# START OF Excerpted passage
# Can anyone tell few good shops in HYDERABAD to buy xbox 360(unlocked one)?



## WarriorWithin (Apr 29, 2010)

*Can anyone tell few good shops in HYDERABAD to buy xbox 360(unlocked one) (PM me)?*

Hi

1. People say there is no good unlocking in xbox 360 and even if we unlock problems will be there after 3 months and it starts repeating every few months, is it true ??
*
2. Can you tell me where in hyderabad we can get unlocked version of xbox 360? some good reliable shop.. where we will get 2010 version of xbox console, **PM me the address*...

3. Can use the unlocked xbox and we play online WITH ORIGINAL GAMES ?

4. Can we use ordinary tv (onida 29") *not *lcd with Xbox ?

*PM me the addresses of the shops*


Thanks in advance


----------



## gopi_vbboy (Apr 29, 2010)

Reliance Digital...


----------



## WarriorWithin (Apr 29, 2010)

Where is it can you PM me ?


----------



## FilledVoid (Apr 29, 2010)

Might be this one!


----------



## Ethan_Hunt (Apr 30, 2010)

*Re: Can anyone tell few good shops in HYDERABAD to buy xbox 360(unlocked one) (PM me)*



WarriorWithin said:


> 1. People say there is no good unlocking in xbox 360 and even if we unlock problems will be there after 3 months and it starts repeating every few months, is it true ??


When you say "unlock" do you mean "modded"? 



WarriorWithin said:


> 3. Can use the unlocked xbox and we play online WITH ORIGINAL GAMES ?


If you mean modded, then yes, you can play both legit and bootleg titles on it.



WarriorWithin said:


> 4. Can we use ordinary tv (onida 29") *not *lcd with Xbox ?


You sure can, but let me assure you that it would look absolutely hideous. You need a good LCD which support 1080p output to use this console to it's proper potential or at least a 720p support LCD. The bundled composite cables should allow you to connect the console to your CRT TV.


----------



## WarriorWithin (May 1, 2010)

Yes i meant modded ones..
# END OF Excerpted passage
__Objective 1__
Repeat the part of the Xbox 360 forum thread starting with "# Can anyone" and going on through "me the address*...", word for word.
__Objective 2__
According to the Xbox 360 forum thread, what lets the console connect to a CRT TV?
__Objective 3__
Carry the Xbox 360 forum thread forward from its last post.
# START OF Rows
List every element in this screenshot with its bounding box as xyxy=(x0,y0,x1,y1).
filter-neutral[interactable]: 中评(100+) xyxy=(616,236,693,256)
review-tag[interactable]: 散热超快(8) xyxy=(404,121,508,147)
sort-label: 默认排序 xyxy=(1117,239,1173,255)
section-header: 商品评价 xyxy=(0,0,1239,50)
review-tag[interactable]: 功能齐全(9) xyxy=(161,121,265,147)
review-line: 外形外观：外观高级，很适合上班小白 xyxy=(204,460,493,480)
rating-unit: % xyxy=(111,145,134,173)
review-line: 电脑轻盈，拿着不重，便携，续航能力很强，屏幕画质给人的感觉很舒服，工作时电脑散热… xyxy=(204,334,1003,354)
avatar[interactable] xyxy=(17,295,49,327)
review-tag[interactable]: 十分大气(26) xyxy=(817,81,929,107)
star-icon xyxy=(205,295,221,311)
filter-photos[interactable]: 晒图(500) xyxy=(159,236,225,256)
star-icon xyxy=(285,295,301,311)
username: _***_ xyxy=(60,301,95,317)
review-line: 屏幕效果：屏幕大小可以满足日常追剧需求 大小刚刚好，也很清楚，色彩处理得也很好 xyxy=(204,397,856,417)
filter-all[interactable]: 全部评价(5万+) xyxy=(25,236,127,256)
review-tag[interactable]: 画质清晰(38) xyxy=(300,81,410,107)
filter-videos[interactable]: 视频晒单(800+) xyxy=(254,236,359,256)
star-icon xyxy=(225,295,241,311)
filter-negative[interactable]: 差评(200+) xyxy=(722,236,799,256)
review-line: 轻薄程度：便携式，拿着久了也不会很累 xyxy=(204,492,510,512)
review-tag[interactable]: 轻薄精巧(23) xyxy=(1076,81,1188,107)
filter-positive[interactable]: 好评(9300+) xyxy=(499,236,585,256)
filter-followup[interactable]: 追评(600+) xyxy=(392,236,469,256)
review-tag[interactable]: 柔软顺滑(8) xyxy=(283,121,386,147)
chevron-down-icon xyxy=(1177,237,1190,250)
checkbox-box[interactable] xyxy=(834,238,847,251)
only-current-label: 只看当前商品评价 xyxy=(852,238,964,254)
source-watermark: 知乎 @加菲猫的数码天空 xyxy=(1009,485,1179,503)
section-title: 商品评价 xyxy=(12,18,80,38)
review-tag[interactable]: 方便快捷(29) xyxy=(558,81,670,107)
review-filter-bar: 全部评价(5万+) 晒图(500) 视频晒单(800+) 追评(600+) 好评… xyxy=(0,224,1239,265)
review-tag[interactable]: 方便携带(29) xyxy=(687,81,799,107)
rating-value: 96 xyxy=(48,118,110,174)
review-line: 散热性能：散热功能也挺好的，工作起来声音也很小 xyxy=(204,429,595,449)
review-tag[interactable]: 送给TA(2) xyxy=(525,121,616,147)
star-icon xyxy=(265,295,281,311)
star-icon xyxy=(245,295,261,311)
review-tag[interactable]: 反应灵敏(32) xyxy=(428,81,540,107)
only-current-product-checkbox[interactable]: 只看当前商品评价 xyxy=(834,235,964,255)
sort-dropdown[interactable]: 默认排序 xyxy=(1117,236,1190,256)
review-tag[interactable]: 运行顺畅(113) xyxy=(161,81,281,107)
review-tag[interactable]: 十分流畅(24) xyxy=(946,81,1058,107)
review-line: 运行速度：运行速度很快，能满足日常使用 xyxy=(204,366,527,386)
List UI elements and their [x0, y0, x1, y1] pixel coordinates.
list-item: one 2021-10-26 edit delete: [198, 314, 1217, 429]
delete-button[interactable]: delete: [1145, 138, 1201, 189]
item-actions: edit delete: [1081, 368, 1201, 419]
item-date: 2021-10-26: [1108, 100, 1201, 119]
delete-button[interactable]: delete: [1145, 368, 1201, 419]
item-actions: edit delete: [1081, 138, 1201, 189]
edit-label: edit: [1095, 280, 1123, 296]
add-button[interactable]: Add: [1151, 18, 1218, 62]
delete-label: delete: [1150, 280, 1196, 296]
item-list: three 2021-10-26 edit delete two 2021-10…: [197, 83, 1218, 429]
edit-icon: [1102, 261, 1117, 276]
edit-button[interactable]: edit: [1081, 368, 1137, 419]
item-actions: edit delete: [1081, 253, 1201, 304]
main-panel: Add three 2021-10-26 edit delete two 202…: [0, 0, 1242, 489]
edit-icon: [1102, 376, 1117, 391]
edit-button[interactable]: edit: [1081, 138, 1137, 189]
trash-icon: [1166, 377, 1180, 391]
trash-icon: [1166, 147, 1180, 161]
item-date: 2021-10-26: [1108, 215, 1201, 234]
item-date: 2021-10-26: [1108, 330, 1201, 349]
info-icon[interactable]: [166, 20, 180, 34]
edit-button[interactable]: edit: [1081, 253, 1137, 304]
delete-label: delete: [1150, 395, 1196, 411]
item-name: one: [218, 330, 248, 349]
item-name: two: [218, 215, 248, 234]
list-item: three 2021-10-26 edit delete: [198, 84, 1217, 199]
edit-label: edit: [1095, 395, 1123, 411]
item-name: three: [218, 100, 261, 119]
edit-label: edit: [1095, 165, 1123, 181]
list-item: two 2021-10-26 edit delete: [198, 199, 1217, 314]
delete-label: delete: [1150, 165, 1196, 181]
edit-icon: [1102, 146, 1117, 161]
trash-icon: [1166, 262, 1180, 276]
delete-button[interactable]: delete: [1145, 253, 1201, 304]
# END OF Rows
__Final answer 1__
# Can anyone tell few good shops in HYDERABAD to buy xbox 360(unlocked one)?



## WarriorWithin (Apr 29, 2010)

*Can anyone tell few good shops in HYDERABAD to buy xbox 360(unlocked one) (PM me)?*

Hi

1. People say there is no good unlocking in xbox 360 and even if we unlock problems will be there after 3 months and it starts repeating every few months, is it true ??
*
2. Can you tell me where in hyderabad we can get unlocked version of xbox 360? some good reliable shop.. where we will get 2010 version of xbox console, **PM me the address*...

__Final answer 2__
The bundled composite cables.

__Final answer 3__
So you are telling that we can *PLAY IN XBOX ONLINE* if we use original games in a modded xbox ? only playing using pirated in *xbox live* would be a problem?


----------



## Ethan_Hunt (May 1, 2010)

WarriorWithin said:


> So you are telling that we can *PLAY IN XBOX ONLINE* if we use original games in a modded xbox ? only playing using pirated in *xbox live* would be a problem?


Nowhere did I mentioned you can play on "Xbox Live" in my post and also you didn't mention about Live in your post either. I said you could use original game discs in a modded console. As far as playing on Live is concerned, even with original discs there are chances of the console being banned or flagged since the firmware is modded. No one can really explain the banning phenomenon properly, as it is very unusual. So we can't guarantee that you won't get banned if you go on Live.


----------



## quan chi (May 1, 2010)

afaik the banning is abrupt.which means microsoft can anytime start a scan for finding out the modded consoles.

if you are lucky and not live at that time you might get saved otherwise it may lead you to a ban.

therefore its not fixed.though i am not sure but i have read somewhere that  there is some workaround which can prevent the modded consoles from getting banned.


----------



## WarriorWithin (May 1, 2010)

k... thanks...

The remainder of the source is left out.